## Work required
Give only the number of lines where "麦克纳马拉" occurs.

## Exercise material
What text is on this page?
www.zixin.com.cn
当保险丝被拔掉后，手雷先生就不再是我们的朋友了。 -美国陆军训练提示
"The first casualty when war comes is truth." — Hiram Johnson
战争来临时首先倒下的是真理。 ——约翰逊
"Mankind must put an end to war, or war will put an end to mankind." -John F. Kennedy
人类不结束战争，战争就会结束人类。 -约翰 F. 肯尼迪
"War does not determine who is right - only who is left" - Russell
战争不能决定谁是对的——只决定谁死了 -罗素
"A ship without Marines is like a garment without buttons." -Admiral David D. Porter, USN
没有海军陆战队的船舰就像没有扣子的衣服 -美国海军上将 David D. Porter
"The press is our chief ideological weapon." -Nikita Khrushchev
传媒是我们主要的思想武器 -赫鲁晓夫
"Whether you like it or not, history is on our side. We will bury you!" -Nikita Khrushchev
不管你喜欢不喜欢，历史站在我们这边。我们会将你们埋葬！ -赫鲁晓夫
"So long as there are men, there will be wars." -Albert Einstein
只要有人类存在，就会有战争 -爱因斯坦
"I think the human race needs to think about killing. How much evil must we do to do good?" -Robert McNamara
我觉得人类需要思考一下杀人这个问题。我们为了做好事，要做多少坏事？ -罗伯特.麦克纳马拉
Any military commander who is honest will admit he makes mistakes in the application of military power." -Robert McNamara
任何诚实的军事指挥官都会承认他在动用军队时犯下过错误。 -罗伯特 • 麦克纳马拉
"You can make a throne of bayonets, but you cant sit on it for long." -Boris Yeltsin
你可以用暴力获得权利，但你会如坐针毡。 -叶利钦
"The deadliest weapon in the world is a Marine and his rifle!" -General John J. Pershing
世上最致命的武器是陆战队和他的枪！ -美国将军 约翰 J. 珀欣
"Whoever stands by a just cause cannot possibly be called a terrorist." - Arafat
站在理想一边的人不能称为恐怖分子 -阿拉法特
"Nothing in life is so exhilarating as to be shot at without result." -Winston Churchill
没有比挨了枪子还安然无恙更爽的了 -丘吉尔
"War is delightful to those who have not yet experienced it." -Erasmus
==
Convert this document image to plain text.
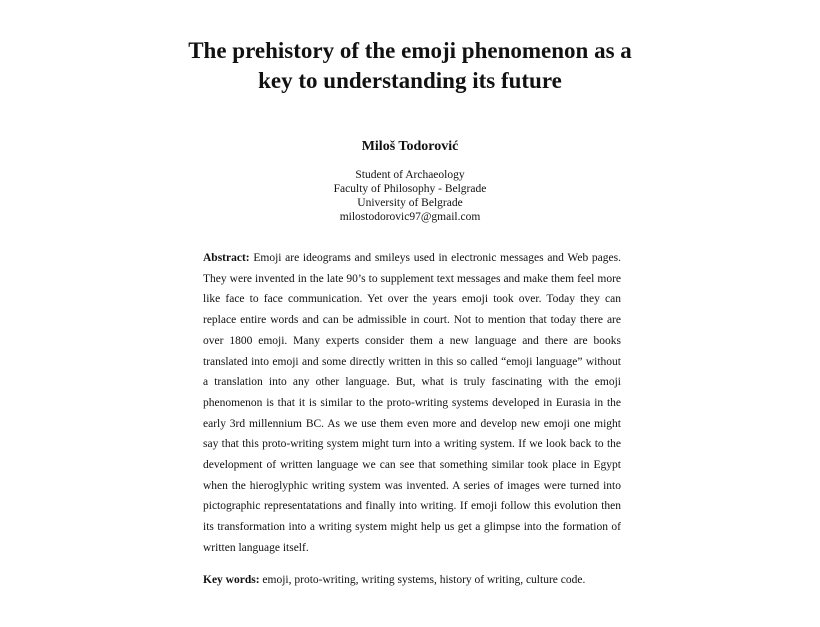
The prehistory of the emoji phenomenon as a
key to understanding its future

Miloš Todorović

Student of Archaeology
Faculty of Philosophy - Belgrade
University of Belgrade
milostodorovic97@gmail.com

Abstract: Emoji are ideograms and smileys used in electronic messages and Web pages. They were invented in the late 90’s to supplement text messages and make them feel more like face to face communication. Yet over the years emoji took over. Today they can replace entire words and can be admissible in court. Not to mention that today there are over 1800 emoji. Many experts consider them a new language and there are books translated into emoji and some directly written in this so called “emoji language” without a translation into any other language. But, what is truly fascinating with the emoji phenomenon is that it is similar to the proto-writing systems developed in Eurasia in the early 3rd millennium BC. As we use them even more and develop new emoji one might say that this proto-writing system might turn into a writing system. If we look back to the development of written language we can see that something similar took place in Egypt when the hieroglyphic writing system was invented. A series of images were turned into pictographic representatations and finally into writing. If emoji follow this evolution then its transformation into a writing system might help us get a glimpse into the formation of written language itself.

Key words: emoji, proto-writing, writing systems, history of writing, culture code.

## Written solution
2